(Some records)
# # # #
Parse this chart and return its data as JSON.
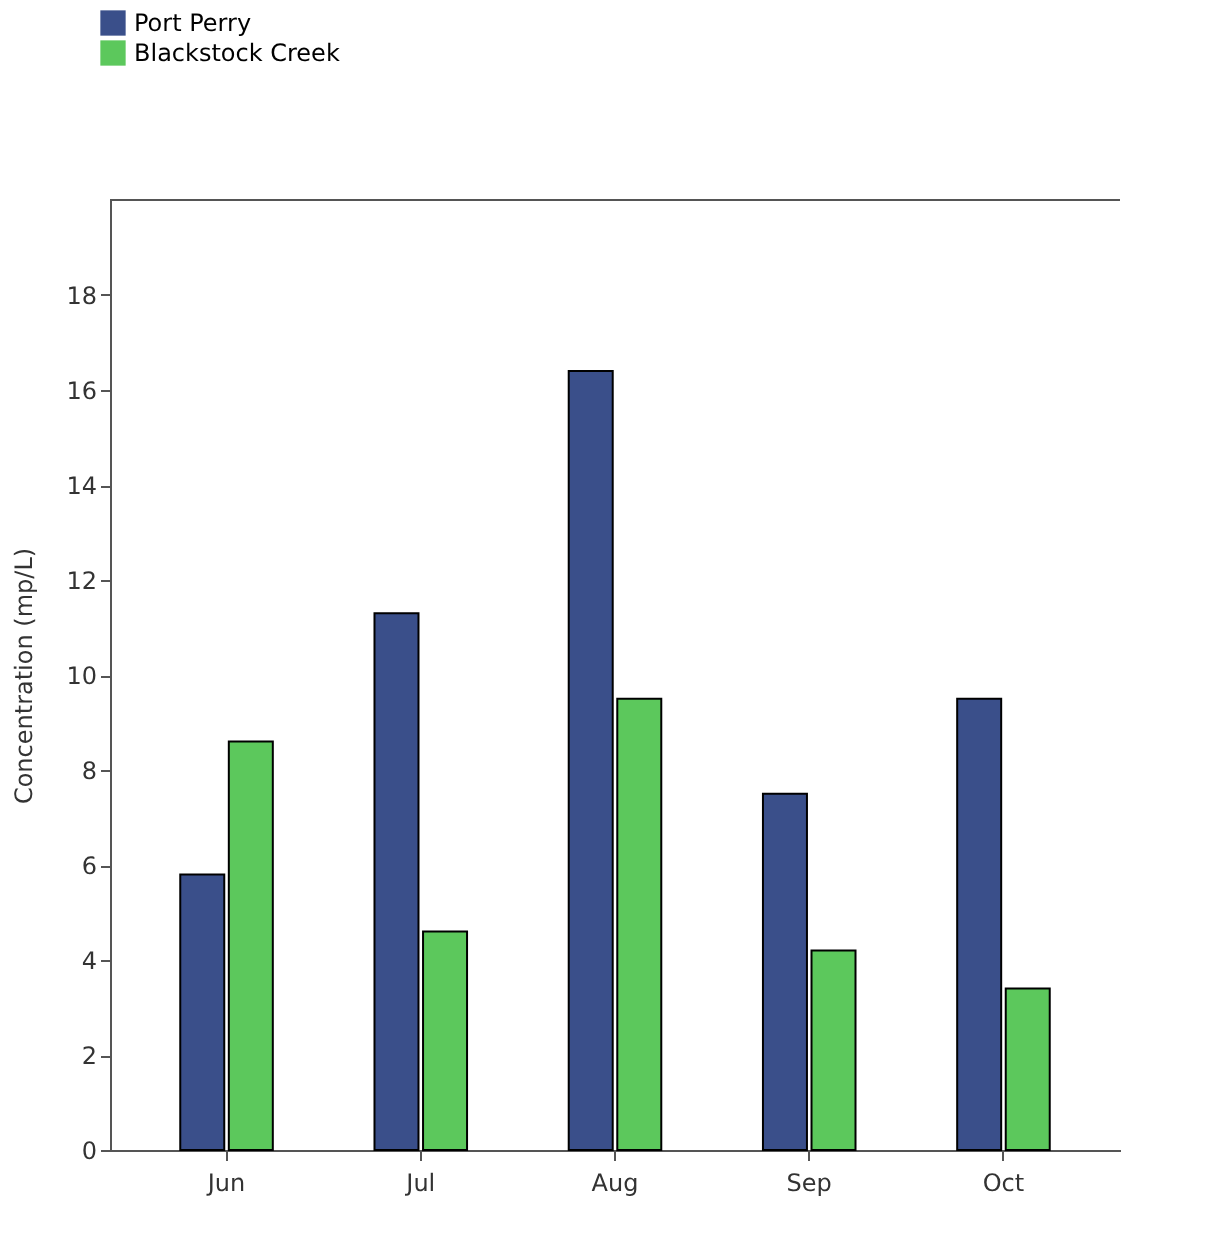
{
  "chart_data": {
    "type": "bar",
    "ylabel": "Concentration (mp/L)",
    "categories": [
      "Jun",
      "Jul",
      "Aug",
      "Sep",
      "Oct"
    ],
    "series": [
      {
        "name": "Port Perry",
        "color": "#3a4f8a",
        "values": [
          5.8,
          11.3,
          16.4,
          7.5,
          9.5
        ]
      },
      {
        "name": "Blackstock Creek",
        "color": "#5cc85c",
        "values": [
          8.6,
          4.6,
          9.5,
          4.2,
          3.4
        ]
      }
    ],
    "ylim": [
      0,
      20
    ],
    "yticks": [
      0,
      2,
      4,
      6,
      8,
      10,
      12,
      14,
      16,
      18
    ],
    "grid": false,
    "legend": "top left"
  }
}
# # # #
Exercise brief ->
Reproduce every record above exactly, omitting the pictures.

Answer to the exercise ->
Parse this chart and return its data as JSON.
{
  "chart_data": {
    "type": "bar",
    "ylabel": "Concentration (mp/L)",
    "categories": [
      "Jun",
      "Jul",
      "Aug",
      "Sep",
      "Oct"
    ],
    "series": [
      {
        "name": "Port Perry",
        "color": "#3a4f8a",
        "values": [
          5.8,
          11.3,
          16.4,
          7.5,
          9.5
        ]
      },
      {
        "name": "Blackstock Creek",
        "color": "#5cc85c",
        "values": [
          8.6,
          4.6,
          9.5,
          4.2,
          3.4
        ]
      }
    ],
    "ylim": [
      0,
      20
    ],
    "yticks": [
      0,
      2,
      4,
      6,
      8,
      10,
      12,
      14,
      16,
      18
    ],
    "grid": false,
    "legend": "top left"
  }
}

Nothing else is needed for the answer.